TEXT TO READ —

The constructive question is how to make the codes work for the market they purport to govern. First, measurement: the new digital architecture should be used to track job quality — contracts, paid leave, social security, hours, enterprise size, alongside participation and unemployment. Second, calibration: rules should reach below, not just around, the formal threshold. Here, portable social security for the bottom half of enterprises is the binding constraint. Third, the women-specific frictions like childcare, safe transport, rental housing, care services, and non-farm work should be treated as labour-market policies and not packaged into peripheral welfare schemes. Fourth, apprenticeships and the Industrial Relations Code's Re-skilling Fund must become credible pathways rather than fragmented schemes. Finally, since "labour" is a Concurrent List subject, state-level implementation will decide whether the codes amount to coordinated reform or a patchwork. This highlights the need for interoperable labour laws and structural cooperation between states to safeguard the welfare and legal rights of India’s massive interstate migrant workforce.

DIRECTIONS —
1) From the listing below, pick out each line containing the string "Polygon" and copy those lines.
2) Extend the passage on India's labour codes above with the part that comes next, beginning after its final sentence.

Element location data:
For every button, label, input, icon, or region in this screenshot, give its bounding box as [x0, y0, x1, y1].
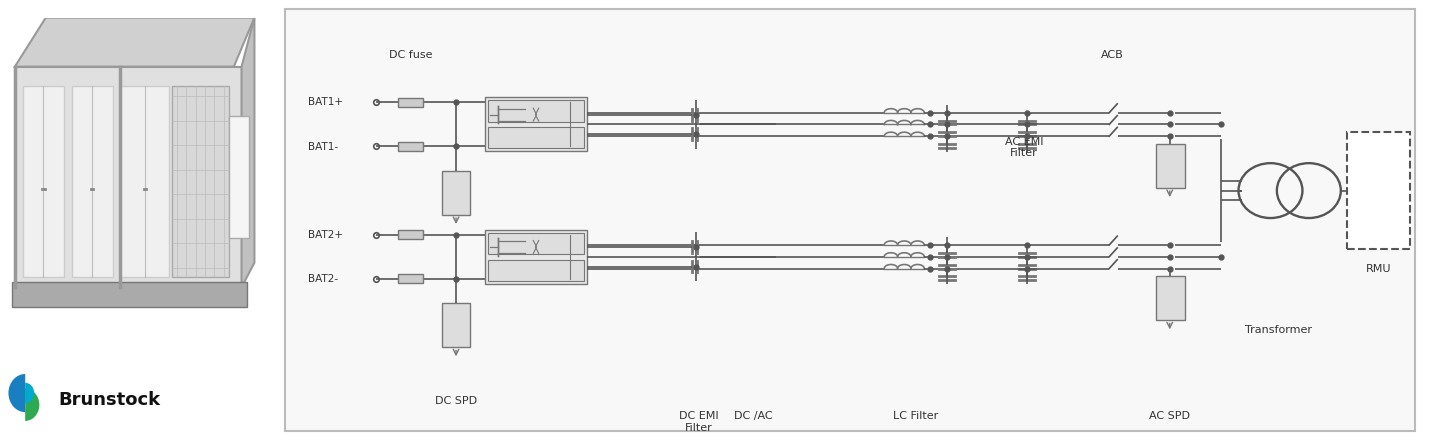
Bar [488, 233, 584, 254]
Bar [398, 230, 424, 239]
Bar [172, 86, 229, 278]
Text: DC fuse: DC fuse [389, 50, 432, 60]
Text: BAT2+: BAT2+ [308, 230, 342, 240]
Bar [398, 98, 424, 107]
Wedge shape [26, 389, 40, 421]
Text: AC EMI
Filter: AC EMI Filter [1005, 137, 1043, 158]
Text: Transformer: Transformer [1245, 325, 1312, 335]
Bar [485, 230, 587, 284]
Bar [1156, 144, 1185, 188]
Wedge shape [9, 374, 26, 412]
Bar [673, 34, 724, 406]
Bar [442, 303, 471, 348]
Bar [488, 260, 584, 281]
Bar [72, 86, 113, 278]
Bar [1278, 163, 1301, 218]
Text: BAT1-: BAT1- [308, 142, 338, 151]
Bar [1347, 132, 1410, 249]
Bar [488, 128, 584, 148]
Bar [1156, 276, 1185, 320]
Text: Brunstock: Brunstock [59, 392, 160, 409]
Bar [120, 86, 169, 278]
Bar [485, 98, 587, 151]
Polygon shape [14, 18, 255, 66]
Bar [873, 34, 959, 406]
Text: DC SPD: DC SPD [435, 396, 477, 406]
Bar [488, 100, 584, 121]
Text: BAT2-: BAT2- [308, 274, 338, 284]
Text: RMU: RMU [1365, 264, 1391, 274]
Text: BAT1+: BAT1+ [308, 97, 342, 107]
Bar [999, 34, 1050, 406]
Bar [14, 66, 242, 287]
Text: AC SPD: AC SPD [1149, 411, 1191, 421]
Text: DC EMI
Filter: DC EMI Filter [678, 411, 718, 433]
Text: DC /AC: DC /AC [734, 411, 773, 421]
Bar [229, 116, 249, 238]
Bar [13, 282, 246, 307]
Bar [398, 142, 424, 151]
Text: LC Filter: LC Filter [893, 411, 939, 421]
Wedge shape [26, 383, 34, 403]
Bar [442, 171, 471, 215]
Text: ACB: ACB [1102, 50, 1123, 60]
Bar [730, 34, 776, 406]
Polygon shape [242, 18, 255, 287]
Bar [398, 275, 424, 283]
Bar [23, 86, 64, 278]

ANSWERS PER TASK —
1)
Polygon shape [14, 18, 255, 66]
Polygon shape [242, 18, 255, 287]

2)
The data does not justify pessimism, but scrutiny is essential. Work is widespread, while good work is scarce. India's next labour-market transition must be judged less by whether people are counted as working, and more by whether work allows them to earn, move, save, and build security. The codes can carry that transition, but only if implementation reaches the informal majority they claim to serve.


Arya Roy Bardhan is a Junior Fellow with the Centre for New Economic Diplomacy at the Observer Research Foundation.


[1] Unless otherwise stated, PLFS figures used here draw on the 2025 Annual Report and the unit-level first-visit files analysed for this article; the 2025 redesign makes the survey more useful for current labour-market monitoring, but also requires caution when comparing with earlier PLFS rounds.

[2] Unpaid family workers are individuals who work without explicit monetary compensation in a market-oriented business, farm, or enterprise operated by a relative living in the same household. While they contribute directly to economic activity, they frequently lack employment contracts, social protection, and recognized worker representation.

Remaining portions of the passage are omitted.